EXERCISE: Pick out the lines below with "time" and list them.

EXERCISE MATERIAL:
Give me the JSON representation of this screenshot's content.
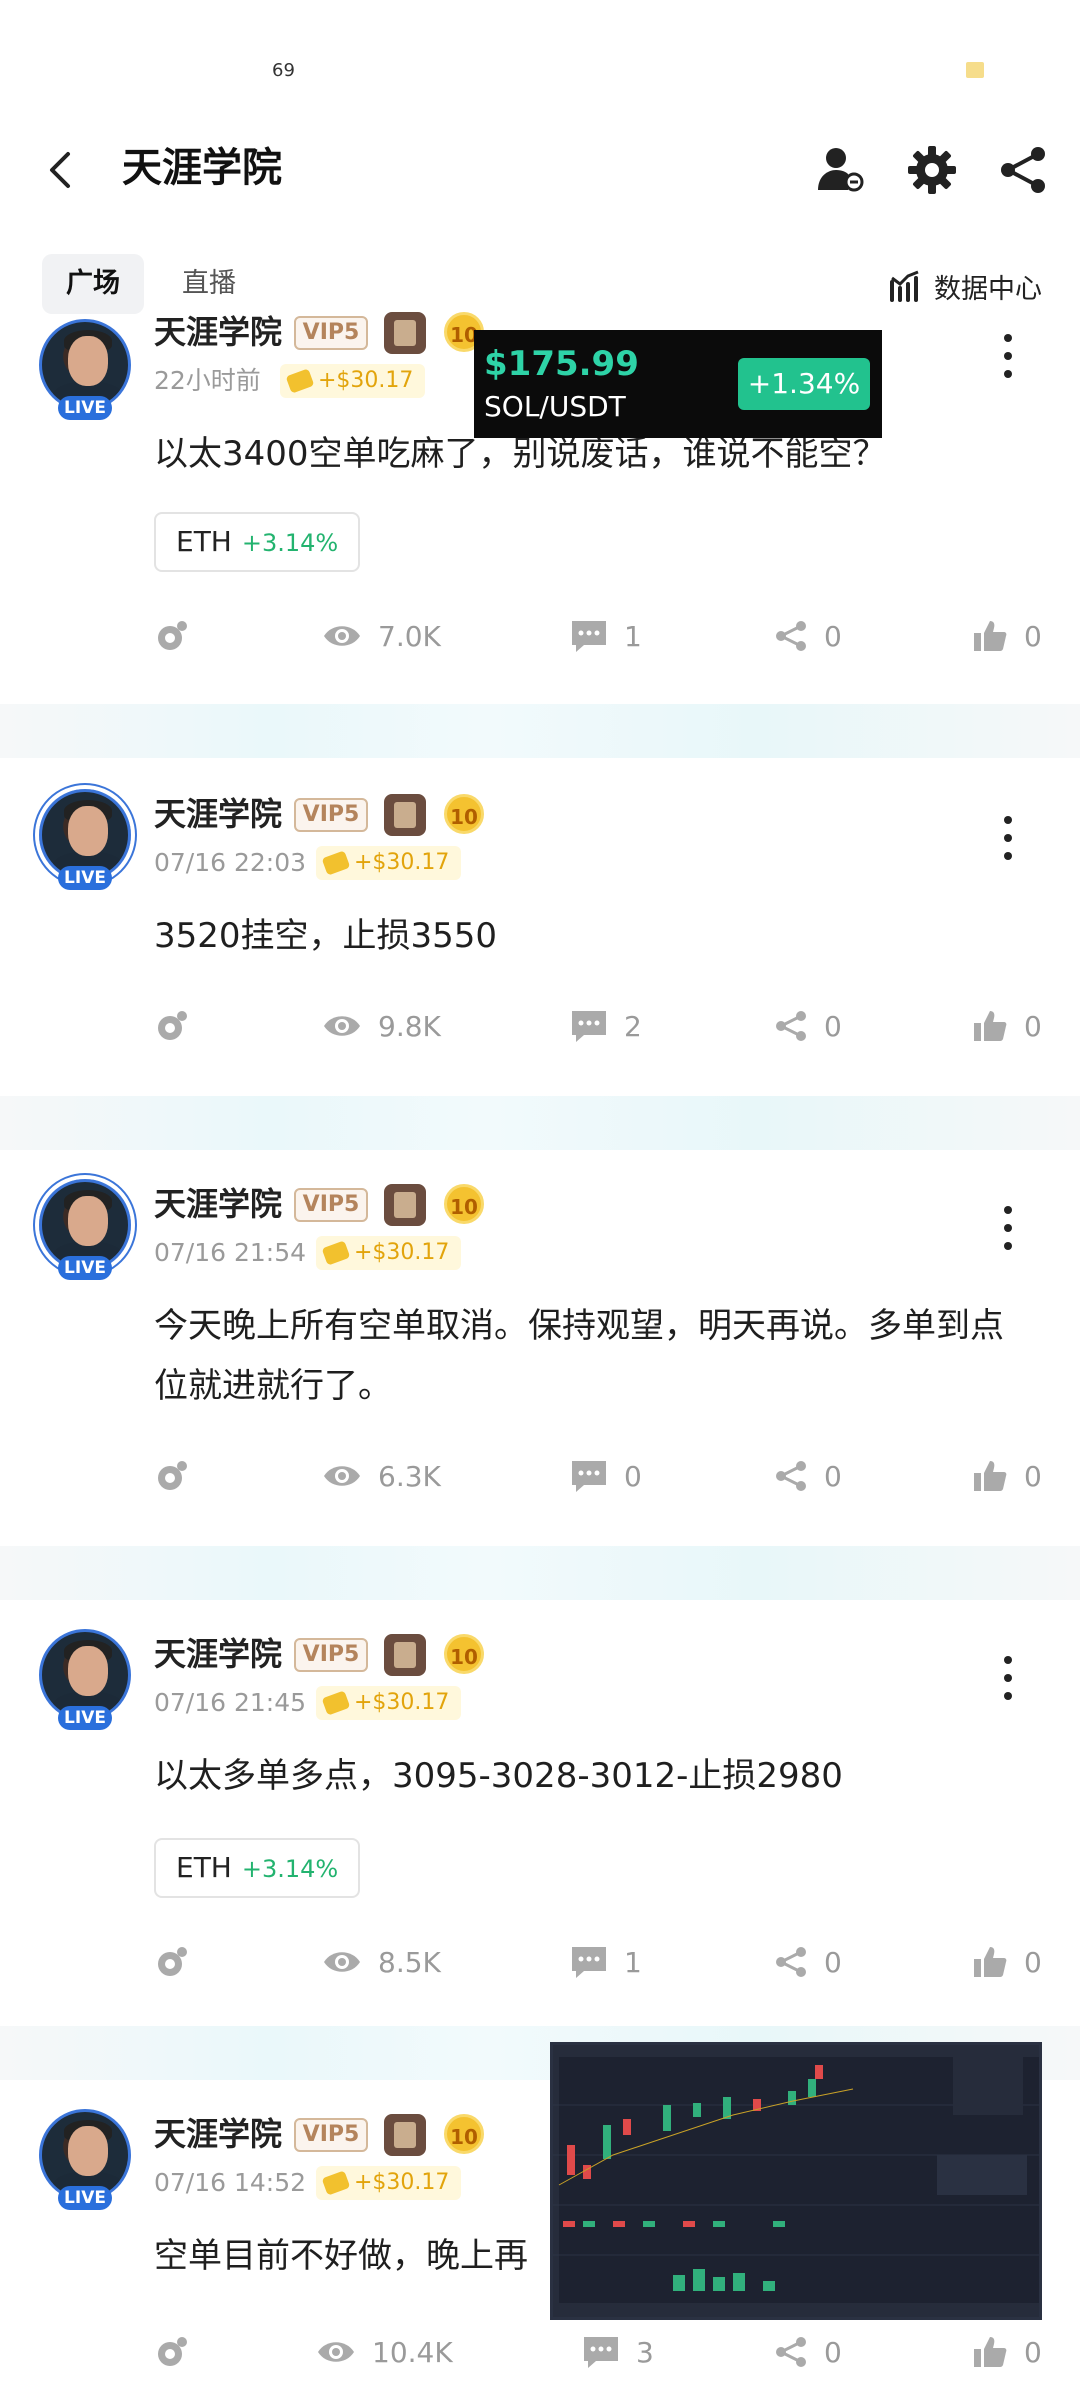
{
  "status_bar": {
    "left_text": "69"
  },
  "header": {
    "title": "天涯学院"
  },
  "tabs": [
    {
      "label": "广场",
      "active": true
    },
    {
      "label": "直播",
      "active": false
    }
  ],
  "data_center": {
    "label": "数据中心"
  },
  "ticker": {
    "price": "$175.99",
    "pair": "SOL/USDT",
    "change": "+1.34%"
  },
  "posts": [
    {
      "author": "天涯学院",
      "vip": "VIP5",
      "level": "10",
      "live": "LIVE",
      "time": "22小时前",
      "reward": "+$30.17",
      "content": "以太3400空单吃麻了，别说废话，谁说不能空？",
      "tag": {
        "symbol": "ETH",
        "change": "+3.14%"
      },
      "views": "7.0K",
      "comments": "1",
      "shares": "0",
      "likes": "0"
    },
    {
      "author": "天涯学院",
      "vip": "VIP5",
      "level": "10",
      "live": "LIVE",
      "time": "07/16 22:03",
      "reward": "+$30.17",
      "content": "3520挂空，止损3550",
      "views": "9.8K",
      "comments": "2",
      "shares": "0",
      "likes": "0"
    },
    {
      "author": "天涯学院",
      "vip": "VIP5",
      "level": "10",
      "live": "LIVE",
      "time": "07/16 21:54",
      "reward": "+$30.17",
      "content": "今天晚上所有空单取消。保持观望，明天再说。多单到点位就进就行了。",
      "views": "6.3K",
      "comments": "0",
      "shares": "0",
      "likes": "0"
    },
    {
      "author": "天涯学院",
      "vip": "VIP5",
      "level": "10",
      "live": "LIVE",
      "time": "07/16 21:45",
      "reward": "+$30.17",
      "content": "以太多单多点，3095-3028-3012-止损2980",
      "tag": {
        "symbol": "ETH",
        "change": "+3.14%"
      },
      "views": "8.5K",
      "comments": "1",
      "shares": "0",
      "likes": "0"
    },
    {
      "author": "天涯学院",
      "vip": "VIP5",
      "level": "10",
      "live": "LIVE",
      "time": "07/16 14:52",
      "reward": "+$30.17",
      "content": "空单目前不好做，晚上再",
      "views": "10.4K",
      "comments": "3",
      "shares": "0",
      "likes": "0"
    }
  ]
}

ANSWER TO THE TASK:
      "time": "22小时前",
      "time": "07/16 22:03",
      "time": "07/16 21:54",
      "time": "07/16 21:45",
      "time": "07/16 14:52",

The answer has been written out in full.